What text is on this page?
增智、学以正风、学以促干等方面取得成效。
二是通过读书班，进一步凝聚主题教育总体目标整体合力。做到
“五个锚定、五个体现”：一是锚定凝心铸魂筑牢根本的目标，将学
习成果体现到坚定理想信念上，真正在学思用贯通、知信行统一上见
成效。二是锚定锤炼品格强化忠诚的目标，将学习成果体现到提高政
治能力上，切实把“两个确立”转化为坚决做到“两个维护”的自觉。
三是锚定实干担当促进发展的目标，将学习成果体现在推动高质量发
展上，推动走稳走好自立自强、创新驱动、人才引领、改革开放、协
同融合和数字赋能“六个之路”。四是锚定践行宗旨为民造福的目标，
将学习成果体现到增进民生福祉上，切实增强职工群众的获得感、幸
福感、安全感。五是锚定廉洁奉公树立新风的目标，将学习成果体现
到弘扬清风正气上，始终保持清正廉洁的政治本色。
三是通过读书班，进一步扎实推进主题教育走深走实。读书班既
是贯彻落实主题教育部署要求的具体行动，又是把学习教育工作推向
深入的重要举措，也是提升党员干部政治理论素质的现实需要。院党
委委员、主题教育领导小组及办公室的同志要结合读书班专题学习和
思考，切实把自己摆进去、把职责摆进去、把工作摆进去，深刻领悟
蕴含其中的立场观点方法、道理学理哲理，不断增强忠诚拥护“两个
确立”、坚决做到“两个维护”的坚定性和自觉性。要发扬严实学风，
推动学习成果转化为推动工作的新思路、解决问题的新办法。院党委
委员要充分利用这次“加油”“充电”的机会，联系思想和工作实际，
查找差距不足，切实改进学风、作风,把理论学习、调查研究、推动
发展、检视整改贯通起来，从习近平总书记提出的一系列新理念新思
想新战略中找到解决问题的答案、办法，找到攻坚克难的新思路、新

★ ★ ★

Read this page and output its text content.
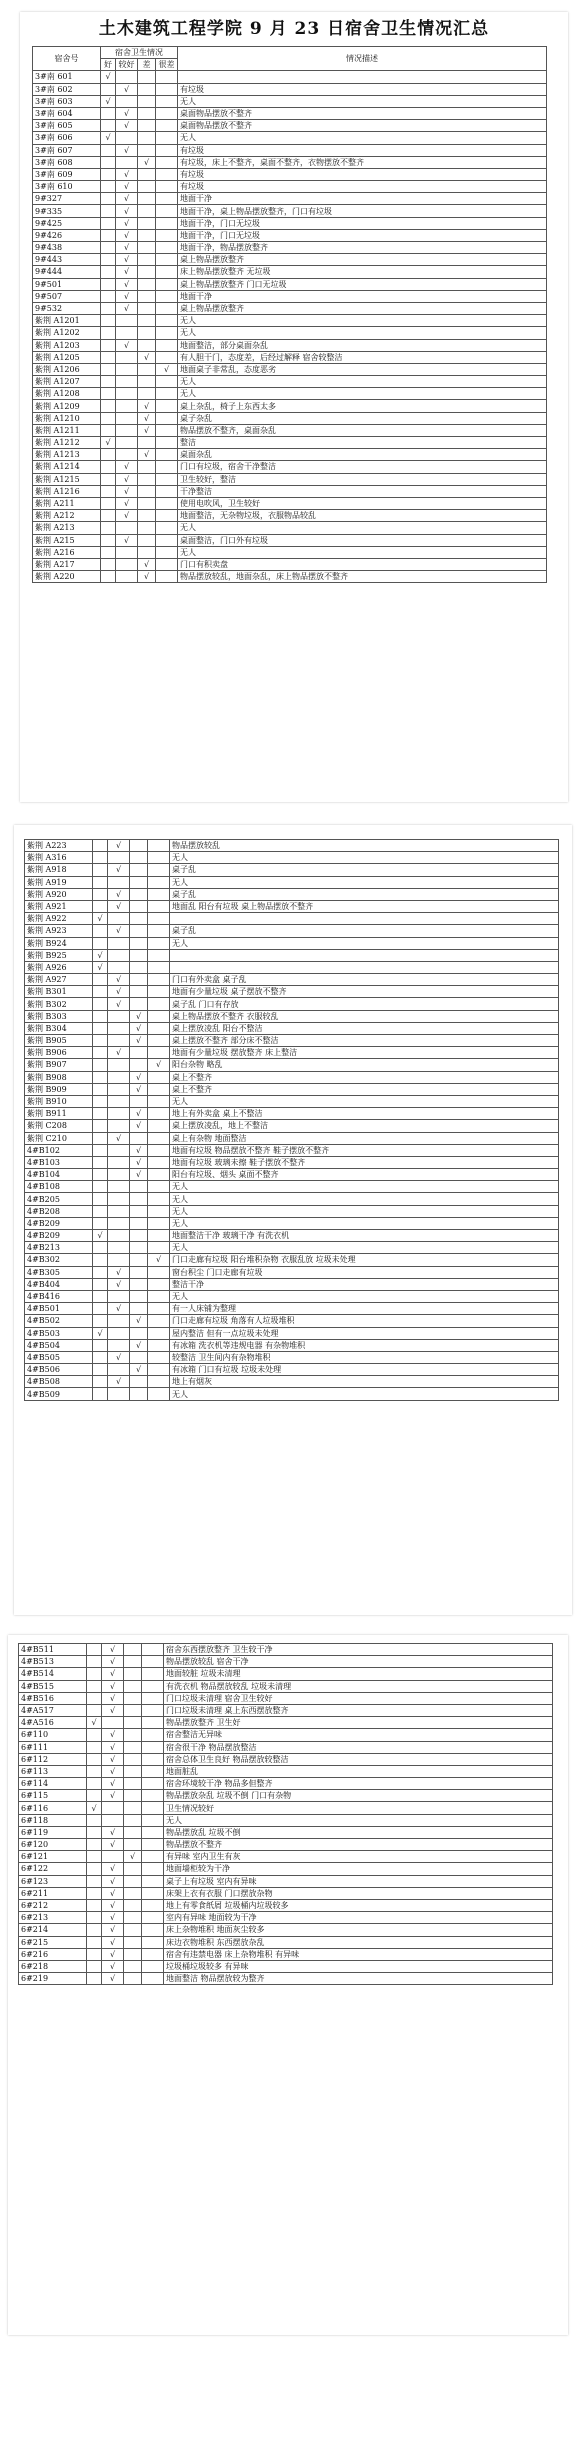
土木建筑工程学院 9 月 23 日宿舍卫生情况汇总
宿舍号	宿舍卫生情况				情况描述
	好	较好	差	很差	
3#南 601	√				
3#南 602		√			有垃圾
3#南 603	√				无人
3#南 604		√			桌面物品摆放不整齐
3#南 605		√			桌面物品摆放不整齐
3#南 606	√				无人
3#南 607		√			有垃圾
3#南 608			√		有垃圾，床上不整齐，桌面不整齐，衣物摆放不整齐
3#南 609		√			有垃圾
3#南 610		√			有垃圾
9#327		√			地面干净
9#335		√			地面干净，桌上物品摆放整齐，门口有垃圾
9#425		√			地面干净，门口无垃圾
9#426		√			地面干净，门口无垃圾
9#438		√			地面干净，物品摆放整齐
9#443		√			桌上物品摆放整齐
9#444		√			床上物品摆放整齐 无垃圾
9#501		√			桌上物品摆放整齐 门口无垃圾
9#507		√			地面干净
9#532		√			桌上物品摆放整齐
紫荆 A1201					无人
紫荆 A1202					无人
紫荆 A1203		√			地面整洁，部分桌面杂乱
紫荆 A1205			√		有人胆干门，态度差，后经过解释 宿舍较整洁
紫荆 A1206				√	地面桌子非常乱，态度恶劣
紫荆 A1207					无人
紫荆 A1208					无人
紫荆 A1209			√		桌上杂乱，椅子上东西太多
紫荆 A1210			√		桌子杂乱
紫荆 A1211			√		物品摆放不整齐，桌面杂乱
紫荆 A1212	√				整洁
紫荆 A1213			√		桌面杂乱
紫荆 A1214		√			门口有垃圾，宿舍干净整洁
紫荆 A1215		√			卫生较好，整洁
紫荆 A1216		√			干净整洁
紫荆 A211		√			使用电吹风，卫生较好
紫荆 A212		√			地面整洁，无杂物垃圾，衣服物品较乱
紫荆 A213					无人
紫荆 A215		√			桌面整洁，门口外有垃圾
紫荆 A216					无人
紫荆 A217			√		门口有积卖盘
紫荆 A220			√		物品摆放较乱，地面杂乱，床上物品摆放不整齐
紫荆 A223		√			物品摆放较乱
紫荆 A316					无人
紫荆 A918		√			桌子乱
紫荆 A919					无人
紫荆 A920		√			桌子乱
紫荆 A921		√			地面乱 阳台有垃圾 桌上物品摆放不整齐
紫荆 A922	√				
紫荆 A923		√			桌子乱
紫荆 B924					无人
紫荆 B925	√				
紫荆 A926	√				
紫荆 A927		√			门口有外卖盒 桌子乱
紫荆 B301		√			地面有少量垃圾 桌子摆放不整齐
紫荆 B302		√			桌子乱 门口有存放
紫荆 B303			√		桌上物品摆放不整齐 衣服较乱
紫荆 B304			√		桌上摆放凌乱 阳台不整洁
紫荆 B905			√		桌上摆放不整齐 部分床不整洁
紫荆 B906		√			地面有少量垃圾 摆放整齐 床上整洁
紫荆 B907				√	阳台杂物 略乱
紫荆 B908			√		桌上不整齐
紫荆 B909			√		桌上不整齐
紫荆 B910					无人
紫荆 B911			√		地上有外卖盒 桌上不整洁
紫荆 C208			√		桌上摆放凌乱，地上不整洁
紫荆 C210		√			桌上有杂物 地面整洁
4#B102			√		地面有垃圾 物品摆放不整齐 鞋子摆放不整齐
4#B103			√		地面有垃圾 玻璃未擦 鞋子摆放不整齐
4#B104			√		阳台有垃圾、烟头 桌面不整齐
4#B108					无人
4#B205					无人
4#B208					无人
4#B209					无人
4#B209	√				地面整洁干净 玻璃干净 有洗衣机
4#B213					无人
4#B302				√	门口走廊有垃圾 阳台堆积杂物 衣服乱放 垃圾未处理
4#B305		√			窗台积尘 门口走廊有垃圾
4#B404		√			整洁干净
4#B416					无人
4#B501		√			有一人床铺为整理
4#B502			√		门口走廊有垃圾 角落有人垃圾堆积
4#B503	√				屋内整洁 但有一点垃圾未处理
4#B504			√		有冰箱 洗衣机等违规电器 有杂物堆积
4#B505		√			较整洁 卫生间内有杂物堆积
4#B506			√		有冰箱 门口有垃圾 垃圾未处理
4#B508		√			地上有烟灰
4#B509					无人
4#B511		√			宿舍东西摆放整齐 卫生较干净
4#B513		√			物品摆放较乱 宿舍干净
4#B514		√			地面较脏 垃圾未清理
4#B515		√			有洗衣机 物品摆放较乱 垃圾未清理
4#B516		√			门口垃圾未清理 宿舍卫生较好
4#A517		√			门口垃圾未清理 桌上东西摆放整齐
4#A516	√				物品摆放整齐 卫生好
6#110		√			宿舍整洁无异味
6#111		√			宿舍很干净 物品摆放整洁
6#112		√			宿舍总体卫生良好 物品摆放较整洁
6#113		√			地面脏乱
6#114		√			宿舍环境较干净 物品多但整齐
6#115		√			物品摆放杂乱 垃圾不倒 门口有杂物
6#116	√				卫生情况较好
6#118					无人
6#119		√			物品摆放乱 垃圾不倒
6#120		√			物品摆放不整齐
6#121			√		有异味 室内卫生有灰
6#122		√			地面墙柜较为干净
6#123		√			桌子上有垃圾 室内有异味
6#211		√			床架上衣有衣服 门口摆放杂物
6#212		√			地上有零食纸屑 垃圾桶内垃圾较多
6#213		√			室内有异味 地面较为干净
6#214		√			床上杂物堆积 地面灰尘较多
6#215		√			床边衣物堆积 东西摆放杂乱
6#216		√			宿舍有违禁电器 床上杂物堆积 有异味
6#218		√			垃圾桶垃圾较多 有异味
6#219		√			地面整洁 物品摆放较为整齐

★ ★ ★

• Task description
Above are the records. Copy every line in them holding "床上杂物堆积".

• Exercise solution
6#214		√			床上杂物堆积 地面灰尘较多
6#216		√			宿舍有违禁电器 床上杂物堆积 有异味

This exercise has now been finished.